→ What to produce: From the entries below, list each line with "mixing".

(A run of records)
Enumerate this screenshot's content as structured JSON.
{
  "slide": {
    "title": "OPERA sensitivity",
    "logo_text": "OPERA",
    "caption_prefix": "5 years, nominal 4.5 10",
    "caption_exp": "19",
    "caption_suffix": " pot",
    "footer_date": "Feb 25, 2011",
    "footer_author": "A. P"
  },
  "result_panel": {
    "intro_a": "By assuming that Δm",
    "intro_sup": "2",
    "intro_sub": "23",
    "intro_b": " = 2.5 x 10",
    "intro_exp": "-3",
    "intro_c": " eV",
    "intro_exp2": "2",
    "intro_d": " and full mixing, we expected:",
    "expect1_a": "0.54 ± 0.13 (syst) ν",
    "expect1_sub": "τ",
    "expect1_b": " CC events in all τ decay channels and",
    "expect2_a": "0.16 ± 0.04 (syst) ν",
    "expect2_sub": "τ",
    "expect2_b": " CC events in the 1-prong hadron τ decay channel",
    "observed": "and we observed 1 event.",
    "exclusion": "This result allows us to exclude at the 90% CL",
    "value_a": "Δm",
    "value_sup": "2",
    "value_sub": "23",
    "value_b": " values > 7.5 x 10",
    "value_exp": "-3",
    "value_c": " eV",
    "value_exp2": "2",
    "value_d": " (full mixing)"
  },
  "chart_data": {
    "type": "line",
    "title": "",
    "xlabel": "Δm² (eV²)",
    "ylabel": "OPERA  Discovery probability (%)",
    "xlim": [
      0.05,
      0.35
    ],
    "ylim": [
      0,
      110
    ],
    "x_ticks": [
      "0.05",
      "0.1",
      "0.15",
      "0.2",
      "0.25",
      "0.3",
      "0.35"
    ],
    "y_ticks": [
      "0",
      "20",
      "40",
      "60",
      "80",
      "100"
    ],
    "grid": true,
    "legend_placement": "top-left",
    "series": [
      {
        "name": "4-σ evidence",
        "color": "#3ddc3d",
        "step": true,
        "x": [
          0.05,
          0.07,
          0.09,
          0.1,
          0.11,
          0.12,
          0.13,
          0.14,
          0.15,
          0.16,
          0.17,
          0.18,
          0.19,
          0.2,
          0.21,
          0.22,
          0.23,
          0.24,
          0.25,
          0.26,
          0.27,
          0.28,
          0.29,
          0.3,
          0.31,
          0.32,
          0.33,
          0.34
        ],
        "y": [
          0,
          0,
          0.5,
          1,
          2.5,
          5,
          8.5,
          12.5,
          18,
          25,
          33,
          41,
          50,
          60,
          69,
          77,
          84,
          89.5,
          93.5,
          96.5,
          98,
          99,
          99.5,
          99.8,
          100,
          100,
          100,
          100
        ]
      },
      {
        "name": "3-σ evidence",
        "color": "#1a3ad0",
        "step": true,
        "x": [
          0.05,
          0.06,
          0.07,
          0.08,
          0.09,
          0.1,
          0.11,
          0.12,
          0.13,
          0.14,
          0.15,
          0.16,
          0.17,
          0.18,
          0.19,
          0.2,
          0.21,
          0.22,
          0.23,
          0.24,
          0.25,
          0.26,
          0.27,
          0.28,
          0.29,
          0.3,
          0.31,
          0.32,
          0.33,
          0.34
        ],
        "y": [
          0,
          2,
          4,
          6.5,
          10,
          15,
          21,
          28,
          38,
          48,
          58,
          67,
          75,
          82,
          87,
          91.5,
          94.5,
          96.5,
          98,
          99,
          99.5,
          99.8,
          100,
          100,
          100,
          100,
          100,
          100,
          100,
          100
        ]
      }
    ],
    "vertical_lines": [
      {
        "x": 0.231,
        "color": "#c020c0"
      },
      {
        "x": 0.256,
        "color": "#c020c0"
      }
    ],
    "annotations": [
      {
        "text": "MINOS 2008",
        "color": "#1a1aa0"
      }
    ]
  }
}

→ The completed task:
    "intro_d": " and full mixing, we expected:",
    "value_d": " (full mixing)"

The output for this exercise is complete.